(DIRECTIVE): In the records below, find the line containing "Output a JSON"; copy exactly that line and all lines after it to the end, and nothing else.

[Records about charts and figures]

━━━

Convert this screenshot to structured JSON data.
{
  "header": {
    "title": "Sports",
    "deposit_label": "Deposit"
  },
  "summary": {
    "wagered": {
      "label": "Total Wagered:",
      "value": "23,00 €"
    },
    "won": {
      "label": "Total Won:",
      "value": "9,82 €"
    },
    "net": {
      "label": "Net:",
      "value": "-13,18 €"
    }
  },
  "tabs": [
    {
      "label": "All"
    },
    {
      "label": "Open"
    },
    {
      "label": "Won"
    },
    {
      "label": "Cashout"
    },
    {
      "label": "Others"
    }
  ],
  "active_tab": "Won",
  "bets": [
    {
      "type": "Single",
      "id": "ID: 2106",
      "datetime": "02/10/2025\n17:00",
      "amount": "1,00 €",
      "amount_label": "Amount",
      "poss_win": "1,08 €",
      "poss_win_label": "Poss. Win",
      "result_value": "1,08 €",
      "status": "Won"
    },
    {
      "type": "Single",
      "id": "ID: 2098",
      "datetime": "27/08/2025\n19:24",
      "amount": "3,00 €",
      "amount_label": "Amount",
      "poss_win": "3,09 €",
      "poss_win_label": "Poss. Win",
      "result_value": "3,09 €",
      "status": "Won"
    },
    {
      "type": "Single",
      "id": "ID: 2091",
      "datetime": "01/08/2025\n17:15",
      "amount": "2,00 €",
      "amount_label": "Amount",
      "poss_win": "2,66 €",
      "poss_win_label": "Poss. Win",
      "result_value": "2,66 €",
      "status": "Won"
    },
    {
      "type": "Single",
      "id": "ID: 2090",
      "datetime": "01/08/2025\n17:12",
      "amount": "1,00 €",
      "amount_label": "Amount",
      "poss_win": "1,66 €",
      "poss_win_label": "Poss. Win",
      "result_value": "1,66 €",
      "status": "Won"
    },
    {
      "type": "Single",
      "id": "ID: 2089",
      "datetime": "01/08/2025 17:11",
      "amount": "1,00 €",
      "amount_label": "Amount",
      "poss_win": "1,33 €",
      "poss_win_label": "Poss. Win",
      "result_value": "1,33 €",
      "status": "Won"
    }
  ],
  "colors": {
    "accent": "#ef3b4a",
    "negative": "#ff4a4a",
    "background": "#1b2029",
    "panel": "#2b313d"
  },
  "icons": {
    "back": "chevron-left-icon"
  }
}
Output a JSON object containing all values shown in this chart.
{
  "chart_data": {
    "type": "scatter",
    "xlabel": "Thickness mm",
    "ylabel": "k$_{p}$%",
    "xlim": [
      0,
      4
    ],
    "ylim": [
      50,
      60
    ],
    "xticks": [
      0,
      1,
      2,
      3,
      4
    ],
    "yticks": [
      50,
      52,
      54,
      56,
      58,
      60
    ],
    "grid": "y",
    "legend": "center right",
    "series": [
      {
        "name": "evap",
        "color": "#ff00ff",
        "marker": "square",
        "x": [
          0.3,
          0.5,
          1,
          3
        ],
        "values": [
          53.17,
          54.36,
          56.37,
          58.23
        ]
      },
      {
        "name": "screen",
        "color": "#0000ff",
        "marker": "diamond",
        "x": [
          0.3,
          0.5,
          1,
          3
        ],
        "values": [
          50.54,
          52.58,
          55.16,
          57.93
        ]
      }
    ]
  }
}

━━━

(ANSWER TO THE EXERCISE):
Output a JSON object containing all values shown in this chart.
{
  "chart_data": {
    "type": "scatter",
    "xlabel": "Thickness mm",
    "ylabel": "k$_{p}$%",
    "xlim": [
      0,
      4
    ],
    "ylim": [
      50,
      60
    ],
    "xticks": [
      0,
      1,
      2,
      3,
      4
    ],
    "yticks": [
      50,
      52,
      54,
      56,
      58,
      60
    ],
    "grid": "y",
    "legend": "center right",
    "series": [
      {
        "name": "evap",
        "color": "#ff00ff",
        "marker": "square",
        "x": [
          0.3,
          0.5,
          1,
          3
        ],
        "values": [
          53.17,
          54.36,
          56.37,
          58.23
        ]
      },
      {
        "name": "screen",
        "color": "#0000ff",
        "marker": "diamond",
        "x": [
          0.3,
          0.5,
          1,
          3
        ],
        "values": [
          50.54,
          52.58,
          55.16,
          57.93
        ]
      }
    ]
  }
}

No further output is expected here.